§ **Given request**
An exact copy of all the data is required, with pictures left out.

§ **Task material**
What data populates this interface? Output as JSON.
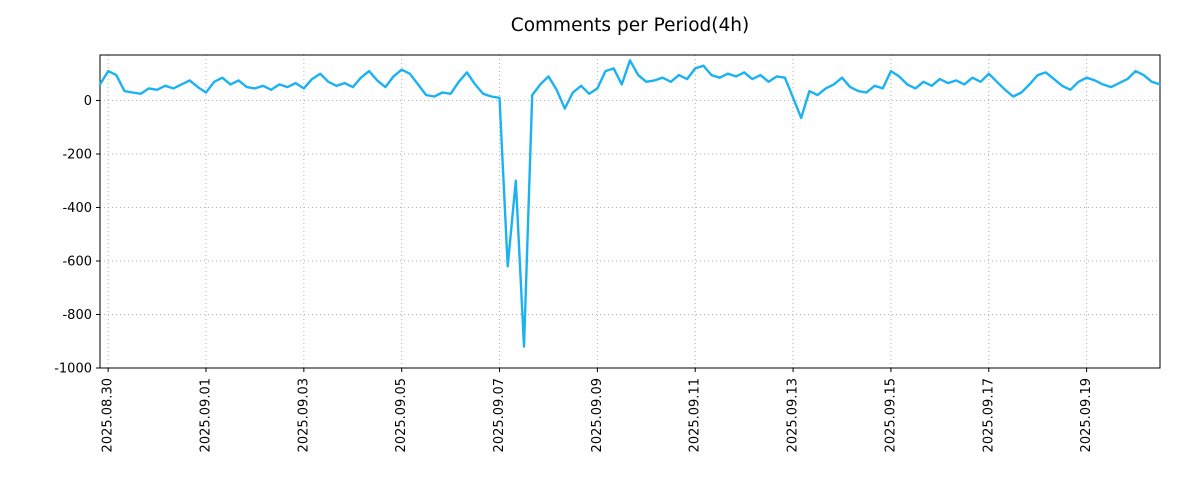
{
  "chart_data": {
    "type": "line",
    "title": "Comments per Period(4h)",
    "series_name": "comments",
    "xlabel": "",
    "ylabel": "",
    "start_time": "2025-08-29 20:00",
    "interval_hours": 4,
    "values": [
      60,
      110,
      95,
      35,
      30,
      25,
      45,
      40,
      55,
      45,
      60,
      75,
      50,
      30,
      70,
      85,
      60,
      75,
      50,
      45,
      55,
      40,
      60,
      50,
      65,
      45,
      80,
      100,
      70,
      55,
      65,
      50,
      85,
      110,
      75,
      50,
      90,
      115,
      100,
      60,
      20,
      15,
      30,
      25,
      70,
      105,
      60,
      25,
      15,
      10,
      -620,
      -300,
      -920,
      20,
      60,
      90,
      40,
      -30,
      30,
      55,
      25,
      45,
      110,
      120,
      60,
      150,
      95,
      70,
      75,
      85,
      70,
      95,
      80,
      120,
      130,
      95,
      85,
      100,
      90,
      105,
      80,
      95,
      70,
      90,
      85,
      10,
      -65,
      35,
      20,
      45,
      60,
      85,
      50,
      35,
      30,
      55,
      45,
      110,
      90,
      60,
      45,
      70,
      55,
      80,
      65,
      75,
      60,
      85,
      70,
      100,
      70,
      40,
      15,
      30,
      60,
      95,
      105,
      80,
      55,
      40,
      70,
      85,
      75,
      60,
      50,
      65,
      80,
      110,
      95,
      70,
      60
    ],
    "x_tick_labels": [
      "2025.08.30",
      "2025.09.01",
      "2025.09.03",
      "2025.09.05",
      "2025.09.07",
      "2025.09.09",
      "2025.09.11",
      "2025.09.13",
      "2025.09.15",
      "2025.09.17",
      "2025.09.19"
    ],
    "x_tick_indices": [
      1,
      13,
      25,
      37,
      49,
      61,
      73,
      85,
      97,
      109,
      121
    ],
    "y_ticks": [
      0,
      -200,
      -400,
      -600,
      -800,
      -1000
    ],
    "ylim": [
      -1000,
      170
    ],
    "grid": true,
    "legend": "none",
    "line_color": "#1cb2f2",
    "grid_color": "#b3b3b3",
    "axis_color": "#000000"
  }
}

§ **Task output**
What data populates this interface? Output as JSON.
{
  "chart_data": {
    "type": "line",
    "title": "Comments per Period(4h)",
    "series_name": "comments",
    "xlabel": "",
    "ylabel": "",
    "start_time": "2025-08-29 20:00",
    "interval_hours": 4,
    "values": [
      60,
      110,
      95,
      35,
      30,
      25,
      45,
      40,
      55,
      45,
      60,
      75,
      50,
      30,
      70,
      85,
      60,
      75,
      50,
      45,
      55,
      40,
      60,
      50,
      65,
      45,
      80,
      100,
      70,
      55,
      65,
      50,
      85,
      110,
      75,
      50,
      90,
      115,
      100,
      60,
      20,
      15,
      30,
      25,
      70,
      105,
      60,
      25,
      15,
      10,
      -620,
      -300,
      -920,
      20,
      60,
      90,
      40,
      -30,
      30,
      55,
      25,
      45,
      110,
      120,
      60,
      150,
      95,
      70,
      75,
      85,
      70,
      95,
      80,
      120,
      130,
      95,
      85,
      100,
      90,
      105,
      80,
      95,
      70,
      90,
      85,
      10,
      -65,
      35,
      20,
      45,
      60,
      85,
      50,
      35,
      30,
      55,
      45,
      110,
      90,
      60,
      45,
      70,
      55,
      80,
      65,
      75,
      60,
      85,
      70,
      100,
      70,
      40,
      15,
      30,
      60,
      95,
      105,
      80,
      55,
      40,
      70,
      85,
      75,
      60,
      50,
      65,
      80,
      110,
      95,
      70,
      60
    ],
    "x_tick_labels": [
      "2025.08.30",
      "2025.09.01",
      "2025.09.03",
      "2025.09.05",
      "2025.09.07",
      "2025.09.09",
      "2025.09.11",
      "2025.09.13",
      "2025.09.15",
      "2025.09.17",
      "2025.09.19"
    ],
    "x_tick_indices": [
      1,
      13,
      25,
      37,
      49,
      61,
      73,
      85,
      97,
      109,
      121
    ],
    "y_ticks": [
      0,
      -200,
      -400,
      -600,
      -800,
      -1000
    ],
    "ylim": [
      -1000,
      170
    ],
    "grid": true,
    "legend": "none",
    "line_color": "#1cb2f2",
    "grid_color": "#b3b3b3",
    "axis_color": "#000000"
  }
}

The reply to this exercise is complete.